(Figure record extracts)
══════════════════════════════

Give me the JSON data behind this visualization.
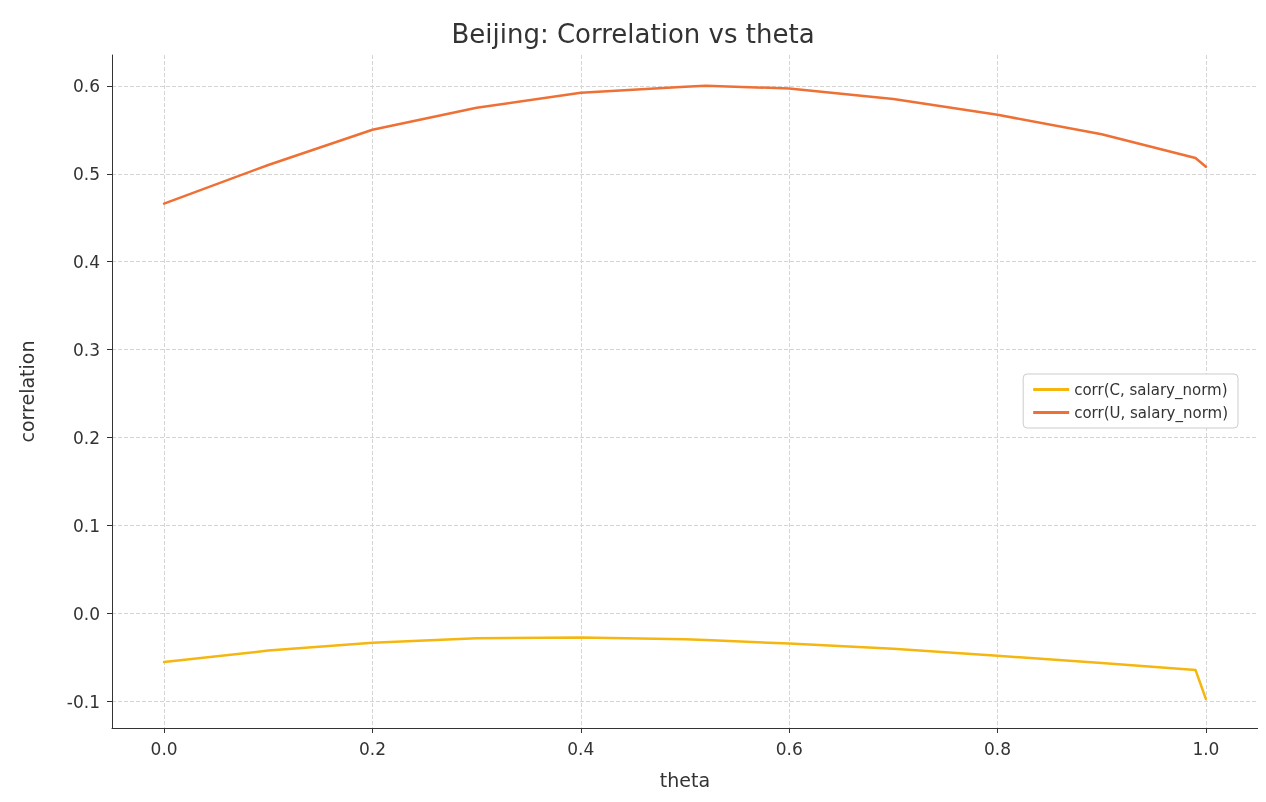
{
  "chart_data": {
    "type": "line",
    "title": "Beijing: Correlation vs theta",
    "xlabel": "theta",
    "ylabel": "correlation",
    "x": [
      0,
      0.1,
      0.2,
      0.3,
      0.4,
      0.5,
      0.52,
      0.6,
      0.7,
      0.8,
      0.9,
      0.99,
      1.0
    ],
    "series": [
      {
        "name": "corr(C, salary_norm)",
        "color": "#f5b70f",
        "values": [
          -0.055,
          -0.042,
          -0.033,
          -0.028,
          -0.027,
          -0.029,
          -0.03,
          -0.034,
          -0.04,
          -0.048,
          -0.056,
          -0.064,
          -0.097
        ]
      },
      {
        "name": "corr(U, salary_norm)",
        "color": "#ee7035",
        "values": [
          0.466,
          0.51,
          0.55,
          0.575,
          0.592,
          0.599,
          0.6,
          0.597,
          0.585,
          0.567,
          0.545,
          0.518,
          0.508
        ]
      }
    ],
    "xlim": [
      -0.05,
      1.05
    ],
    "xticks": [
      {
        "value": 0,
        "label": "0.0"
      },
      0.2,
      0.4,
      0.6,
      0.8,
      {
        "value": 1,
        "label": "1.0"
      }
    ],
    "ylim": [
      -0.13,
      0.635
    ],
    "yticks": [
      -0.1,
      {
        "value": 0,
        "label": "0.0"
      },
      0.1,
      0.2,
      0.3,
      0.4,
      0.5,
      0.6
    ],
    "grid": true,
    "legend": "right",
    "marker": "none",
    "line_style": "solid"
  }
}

══════════════════════════════

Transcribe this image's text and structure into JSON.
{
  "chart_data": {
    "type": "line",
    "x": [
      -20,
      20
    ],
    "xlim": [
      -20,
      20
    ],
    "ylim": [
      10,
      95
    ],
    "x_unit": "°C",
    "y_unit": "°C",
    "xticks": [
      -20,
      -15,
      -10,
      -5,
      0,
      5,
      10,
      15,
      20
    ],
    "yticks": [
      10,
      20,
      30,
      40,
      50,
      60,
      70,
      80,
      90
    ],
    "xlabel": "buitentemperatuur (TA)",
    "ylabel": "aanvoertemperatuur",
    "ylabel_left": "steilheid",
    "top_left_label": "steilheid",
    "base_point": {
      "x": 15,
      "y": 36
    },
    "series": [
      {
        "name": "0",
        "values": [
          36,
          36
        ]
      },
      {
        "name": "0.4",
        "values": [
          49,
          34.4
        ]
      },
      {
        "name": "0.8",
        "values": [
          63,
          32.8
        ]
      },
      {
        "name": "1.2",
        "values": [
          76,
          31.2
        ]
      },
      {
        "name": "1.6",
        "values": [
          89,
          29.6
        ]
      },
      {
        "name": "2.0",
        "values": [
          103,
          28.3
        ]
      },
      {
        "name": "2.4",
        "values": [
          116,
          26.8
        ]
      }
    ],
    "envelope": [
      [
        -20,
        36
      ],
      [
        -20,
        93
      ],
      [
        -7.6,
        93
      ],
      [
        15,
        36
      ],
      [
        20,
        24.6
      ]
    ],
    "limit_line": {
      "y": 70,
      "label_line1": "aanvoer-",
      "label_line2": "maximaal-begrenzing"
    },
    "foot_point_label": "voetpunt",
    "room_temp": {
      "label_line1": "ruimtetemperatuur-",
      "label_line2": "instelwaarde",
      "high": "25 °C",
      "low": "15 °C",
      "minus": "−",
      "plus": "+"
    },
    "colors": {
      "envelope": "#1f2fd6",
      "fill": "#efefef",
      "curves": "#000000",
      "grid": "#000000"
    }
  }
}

══════════════════════════════

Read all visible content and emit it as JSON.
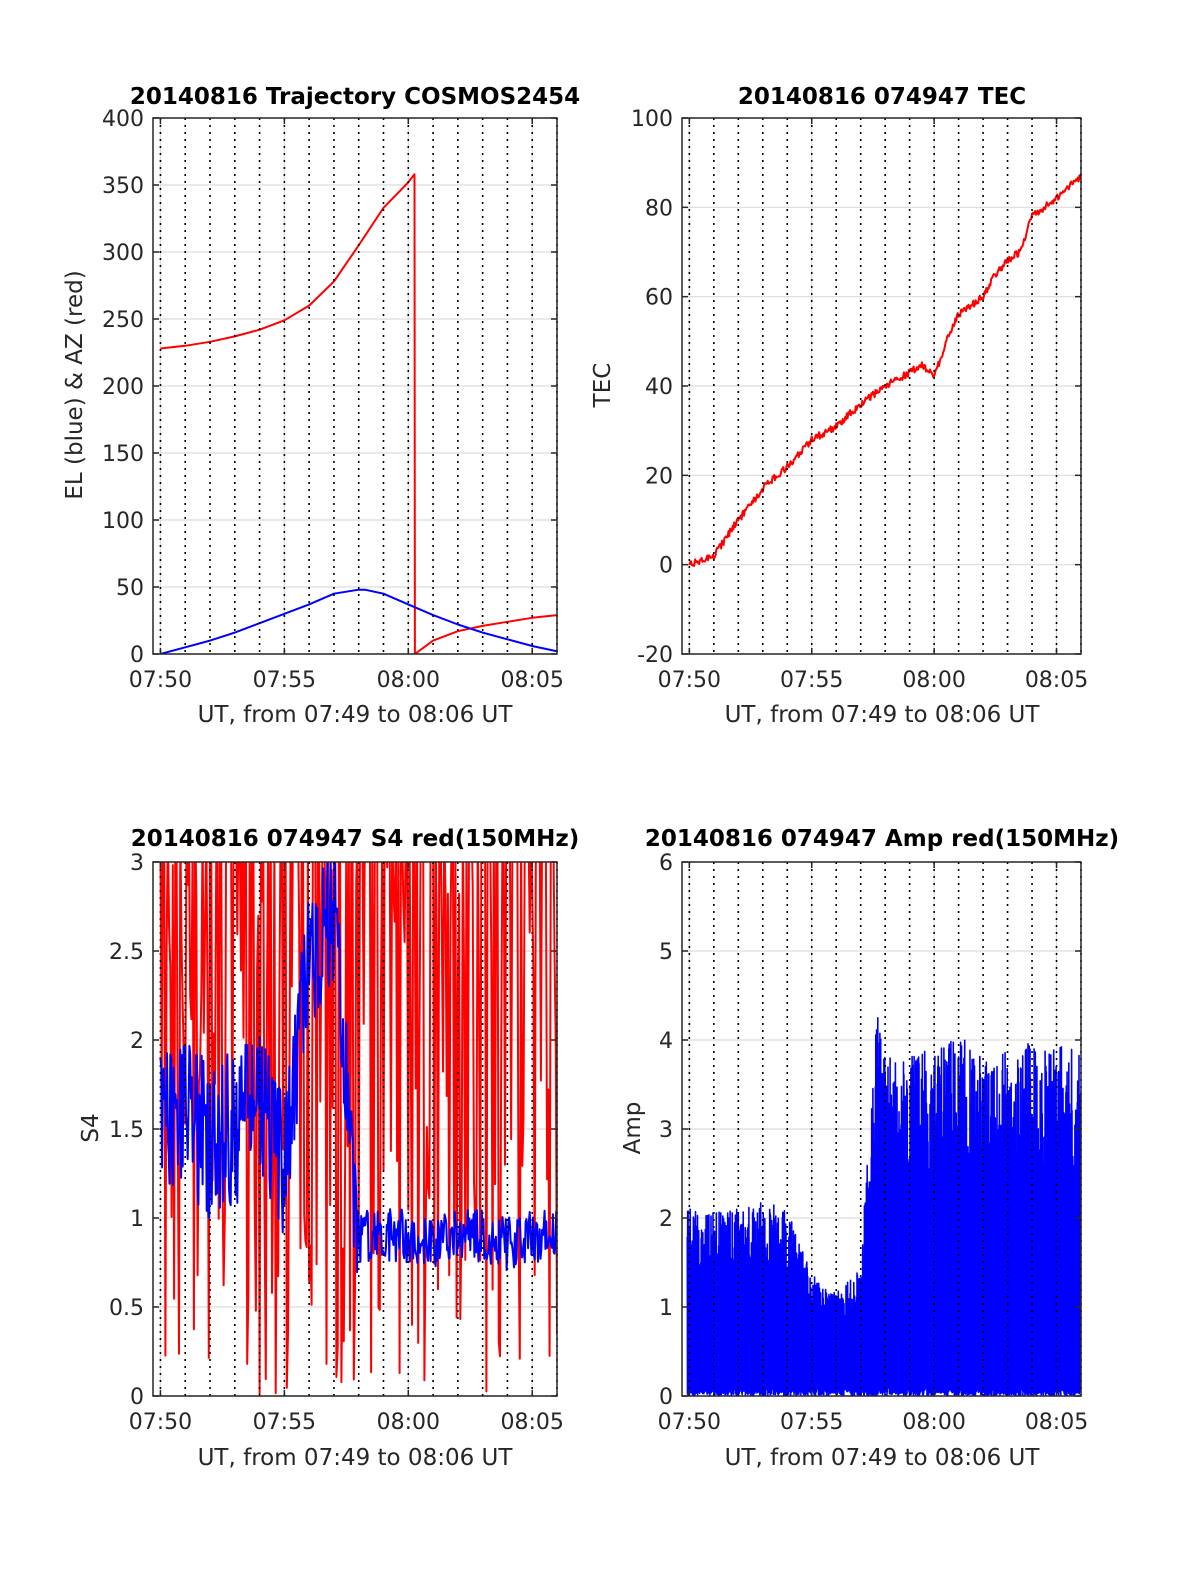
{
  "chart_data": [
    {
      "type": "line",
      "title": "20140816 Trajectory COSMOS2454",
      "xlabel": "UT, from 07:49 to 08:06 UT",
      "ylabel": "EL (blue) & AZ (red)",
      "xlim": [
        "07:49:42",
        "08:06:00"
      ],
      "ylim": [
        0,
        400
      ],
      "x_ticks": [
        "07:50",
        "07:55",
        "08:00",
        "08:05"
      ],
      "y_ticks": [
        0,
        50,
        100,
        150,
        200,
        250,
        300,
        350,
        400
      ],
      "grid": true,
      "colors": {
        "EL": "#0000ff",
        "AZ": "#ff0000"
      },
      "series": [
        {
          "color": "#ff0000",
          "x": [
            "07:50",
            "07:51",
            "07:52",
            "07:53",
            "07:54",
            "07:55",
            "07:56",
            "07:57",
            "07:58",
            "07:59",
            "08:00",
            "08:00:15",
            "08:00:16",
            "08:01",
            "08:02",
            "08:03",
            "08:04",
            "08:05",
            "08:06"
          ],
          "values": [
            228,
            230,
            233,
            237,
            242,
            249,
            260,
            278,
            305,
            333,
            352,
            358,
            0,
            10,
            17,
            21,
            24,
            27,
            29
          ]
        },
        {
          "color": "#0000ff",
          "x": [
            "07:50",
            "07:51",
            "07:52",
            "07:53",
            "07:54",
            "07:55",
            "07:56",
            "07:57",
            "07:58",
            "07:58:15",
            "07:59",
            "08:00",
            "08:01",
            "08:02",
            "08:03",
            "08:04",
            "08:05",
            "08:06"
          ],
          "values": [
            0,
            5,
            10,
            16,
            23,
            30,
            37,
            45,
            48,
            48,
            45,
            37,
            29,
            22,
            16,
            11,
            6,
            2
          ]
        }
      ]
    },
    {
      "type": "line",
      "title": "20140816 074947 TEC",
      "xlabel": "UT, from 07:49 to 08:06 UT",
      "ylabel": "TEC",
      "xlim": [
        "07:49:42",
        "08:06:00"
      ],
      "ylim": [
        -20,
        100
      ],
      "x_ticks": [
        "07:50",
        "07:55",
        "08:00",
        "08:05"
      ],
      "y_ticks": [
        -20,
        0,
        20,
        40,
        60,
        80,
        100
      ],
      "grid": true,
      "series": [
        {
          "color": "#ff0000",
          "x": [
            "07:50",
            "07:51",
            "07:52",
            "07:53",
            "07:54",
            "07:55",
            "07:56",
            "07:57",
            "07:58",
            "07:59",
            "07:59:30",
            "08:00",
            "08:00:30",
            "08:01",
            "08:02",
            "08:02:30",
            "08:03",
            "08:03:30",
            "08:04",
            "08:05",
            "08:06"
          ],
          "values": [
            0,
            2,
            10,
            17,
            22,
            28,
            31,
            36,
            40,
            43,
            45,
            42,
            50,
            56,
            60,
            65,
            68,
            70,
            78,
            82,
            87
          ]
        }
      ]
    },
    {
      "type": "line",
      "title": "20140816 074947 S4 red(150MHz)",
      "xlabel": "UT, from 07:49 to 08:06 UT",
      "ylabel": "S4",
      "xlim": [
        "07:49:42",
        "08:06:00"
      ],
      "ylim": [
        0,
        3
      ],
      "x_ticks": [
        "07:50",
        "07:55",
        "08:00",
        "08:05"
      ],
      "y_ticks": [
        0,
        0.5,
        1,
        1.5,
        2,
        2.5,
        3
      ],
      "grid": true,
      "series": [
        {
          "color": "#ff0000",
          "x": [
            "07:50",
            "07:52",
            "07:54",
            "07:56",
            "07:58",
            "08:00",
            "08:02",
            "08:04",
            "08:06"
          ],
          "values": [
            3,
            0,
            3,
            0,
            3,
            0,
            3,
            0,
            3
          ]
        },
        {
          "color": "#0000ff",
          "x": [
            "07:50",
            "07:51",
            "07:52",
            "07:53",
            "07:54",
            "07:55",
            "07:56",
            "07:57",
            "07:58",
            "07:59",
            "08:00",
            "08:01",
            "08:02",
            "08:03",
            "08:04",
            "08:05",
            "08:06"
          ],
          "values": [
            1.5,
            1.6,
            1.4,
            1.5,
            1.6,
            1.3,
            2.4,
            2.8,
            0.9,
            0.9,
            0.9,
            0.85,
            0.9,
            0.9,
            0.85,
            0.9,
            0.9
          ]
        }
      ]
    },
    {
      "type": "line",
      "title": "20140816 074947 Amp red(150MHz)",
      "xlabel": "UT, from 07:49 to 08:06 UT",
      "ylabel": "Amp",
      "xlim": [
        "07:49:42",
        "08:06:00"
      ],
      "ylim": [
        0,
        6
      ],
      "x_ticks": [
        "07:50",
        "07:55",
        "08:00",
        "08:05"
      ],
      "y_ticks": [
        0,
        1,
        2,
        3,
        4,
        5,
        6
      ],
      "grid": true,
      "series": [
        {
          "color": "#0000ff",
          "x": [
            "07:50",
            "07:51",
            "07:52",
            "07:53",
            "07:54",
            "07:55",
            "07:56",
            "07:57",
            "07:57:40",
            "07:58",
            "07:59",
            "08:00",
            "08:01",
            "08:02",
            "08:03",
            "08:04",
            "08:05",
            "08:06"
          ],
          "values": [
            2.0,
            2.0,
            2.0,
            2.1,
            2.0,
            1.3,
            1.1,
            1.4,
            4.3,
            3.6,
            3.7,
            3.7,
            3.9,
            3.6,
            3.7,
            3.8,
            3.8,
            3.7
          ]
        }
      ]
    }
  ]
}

══════════════════════════════

What number of lines in the records contain the word "name"? Answer with that number alone.

# Output of the task:
9